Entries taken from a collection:
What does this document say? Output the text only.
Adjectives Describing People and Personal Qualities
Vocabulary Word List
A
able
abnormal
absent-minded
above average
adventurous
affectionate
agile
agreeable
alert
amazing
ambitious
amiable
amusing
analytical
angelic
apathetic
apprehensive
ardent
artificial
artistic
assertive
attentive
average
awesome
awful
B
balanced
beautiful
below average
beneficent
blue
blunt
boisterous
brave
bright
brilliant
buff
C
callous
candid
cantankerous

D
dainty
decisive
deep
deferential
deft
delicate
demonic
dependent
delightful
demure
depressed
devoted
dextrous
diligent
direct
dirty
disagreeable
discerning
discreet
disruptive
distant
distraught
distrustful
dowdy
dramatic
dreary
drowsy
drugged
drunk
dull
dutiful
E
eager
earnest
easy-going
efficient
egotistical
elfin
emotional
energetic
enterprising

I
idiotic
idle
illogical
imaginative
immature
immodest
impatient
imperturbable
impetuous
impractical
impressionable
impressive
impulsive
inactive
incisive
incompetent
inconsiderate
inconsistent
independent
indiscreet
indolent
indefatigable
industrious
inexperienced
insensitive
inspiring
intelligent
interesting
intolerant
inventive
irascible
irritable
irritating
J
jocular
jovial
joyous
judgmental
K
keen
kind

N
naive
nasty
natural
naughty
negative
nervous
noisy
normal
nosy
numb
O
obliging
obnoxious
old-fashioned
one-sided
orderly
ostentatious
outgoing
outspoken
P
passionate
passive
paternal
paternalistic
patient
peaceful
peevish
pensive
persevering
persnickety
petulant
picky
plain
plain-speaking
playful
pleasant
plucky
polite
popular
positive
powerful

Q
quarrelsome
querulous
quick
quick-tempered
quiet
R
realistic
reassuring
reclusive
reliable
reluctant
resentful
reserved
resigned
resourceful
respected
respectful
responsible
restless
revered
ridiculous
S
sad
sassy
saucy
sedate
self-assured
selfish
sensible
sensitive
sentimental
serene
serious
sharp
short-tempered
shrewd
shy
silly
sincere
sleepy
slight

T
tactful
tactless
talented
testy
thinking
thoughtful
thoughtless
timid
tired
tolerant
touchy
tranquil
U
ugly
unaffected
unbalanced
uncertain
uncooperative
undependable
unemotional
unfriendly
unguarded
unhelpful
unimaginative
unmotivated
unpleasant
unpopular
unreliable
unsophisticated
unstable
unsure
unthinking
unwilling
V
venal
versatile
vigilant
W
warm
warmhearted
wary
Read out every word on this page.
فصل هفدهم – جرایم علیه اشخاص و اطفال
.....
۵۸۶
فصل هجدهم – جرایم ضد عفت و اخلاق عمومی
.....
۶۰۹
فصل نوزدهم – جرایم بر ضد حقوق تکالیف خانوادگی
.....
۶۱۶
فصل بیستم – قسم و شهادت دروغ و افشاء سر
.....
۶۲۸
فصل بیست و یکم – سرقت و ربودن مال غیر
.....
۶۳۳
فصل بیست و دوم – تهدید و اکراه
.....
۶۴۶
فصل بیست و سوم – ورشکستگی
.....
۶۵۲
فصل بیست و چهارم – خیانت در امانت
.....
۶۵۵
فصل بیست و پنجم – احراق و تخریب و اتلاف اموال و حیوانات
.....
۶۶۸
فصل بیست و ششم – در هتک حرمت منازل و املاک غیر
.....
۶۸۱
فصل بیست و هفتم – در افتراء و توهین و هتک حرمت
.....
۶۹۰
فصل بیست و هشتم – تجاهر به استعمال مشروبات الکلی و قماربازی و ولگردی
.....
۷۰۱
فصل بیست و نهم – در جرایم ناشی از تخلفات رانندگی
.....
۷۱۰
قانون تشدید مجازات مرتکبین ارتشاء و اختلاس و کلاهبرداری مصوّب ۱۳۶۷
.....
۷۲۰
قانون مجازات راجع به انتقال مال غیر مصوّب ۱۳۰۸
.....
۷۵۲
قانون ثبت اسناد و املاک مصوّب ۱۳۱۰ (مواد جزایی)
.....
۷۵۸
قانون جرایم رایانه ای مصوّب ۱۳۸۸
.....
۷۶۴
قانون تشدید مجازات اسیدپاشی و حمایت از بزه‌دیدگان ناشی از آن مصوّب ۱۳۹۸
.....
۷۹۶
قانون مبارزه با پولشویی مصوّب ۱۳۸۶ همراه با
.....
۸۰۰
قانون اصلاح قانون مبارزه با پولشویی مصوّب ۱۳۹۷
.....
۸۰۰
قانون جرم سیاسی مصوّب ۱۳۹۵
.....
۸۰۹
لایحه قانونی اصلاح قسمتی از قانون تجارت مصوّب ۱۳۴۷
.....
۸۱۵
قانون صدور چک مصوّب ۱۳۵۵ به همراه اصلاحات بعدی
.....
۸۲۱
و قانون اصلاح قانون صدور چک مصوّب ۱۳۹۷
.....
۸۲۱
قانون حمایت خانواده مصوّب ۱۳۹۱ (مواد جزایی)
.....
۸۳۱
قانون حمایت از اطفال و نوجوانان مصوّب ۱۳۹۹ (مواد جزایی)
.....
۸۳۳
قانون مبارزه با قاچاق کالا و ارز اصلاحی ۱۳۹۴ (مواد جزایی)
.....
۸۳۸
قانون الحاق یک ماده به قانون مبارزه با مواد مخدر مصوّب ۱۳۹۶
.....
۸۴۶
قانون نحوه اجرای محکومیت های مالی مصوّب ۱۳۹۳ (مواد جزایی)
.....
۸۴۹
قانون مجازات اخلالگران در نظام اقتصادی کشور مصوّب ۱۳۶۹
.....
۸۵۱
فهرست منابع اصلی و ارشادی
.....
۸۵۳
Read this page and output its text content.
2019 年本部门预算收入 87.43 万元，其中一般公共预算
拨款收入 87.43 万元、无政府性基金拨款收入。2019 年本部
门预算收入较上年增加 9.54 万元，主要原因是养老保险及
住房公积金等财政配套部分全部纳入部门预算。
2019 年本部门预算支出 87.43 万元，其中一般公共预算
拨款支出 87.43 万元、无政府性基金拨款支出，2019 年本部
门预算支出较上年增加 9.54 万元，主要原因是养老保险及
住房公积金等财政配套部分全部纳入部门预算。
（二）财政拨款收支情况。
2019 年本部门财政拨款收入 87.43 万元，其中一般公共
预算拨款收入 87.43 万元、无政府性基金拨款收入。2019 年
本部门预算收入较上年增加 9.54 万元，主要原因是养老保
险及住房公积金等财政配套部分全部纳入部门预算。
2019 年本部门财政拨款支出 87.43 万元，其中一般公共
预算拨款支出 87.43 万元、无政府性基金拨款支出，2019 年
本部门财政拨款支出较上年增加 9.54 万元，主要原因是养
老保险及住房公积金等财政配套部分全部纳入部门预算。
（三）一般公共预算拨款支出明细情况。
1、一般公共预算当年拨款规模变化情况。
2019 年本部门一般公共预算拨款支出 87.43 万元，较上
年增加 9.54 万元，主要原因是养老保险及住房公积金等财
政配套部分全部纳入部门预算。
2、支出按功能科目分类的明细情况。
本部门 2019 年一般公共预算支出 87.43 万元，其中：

Problem statement: From the material above, count the lines that include "Read" and give only the total.

Reply: 2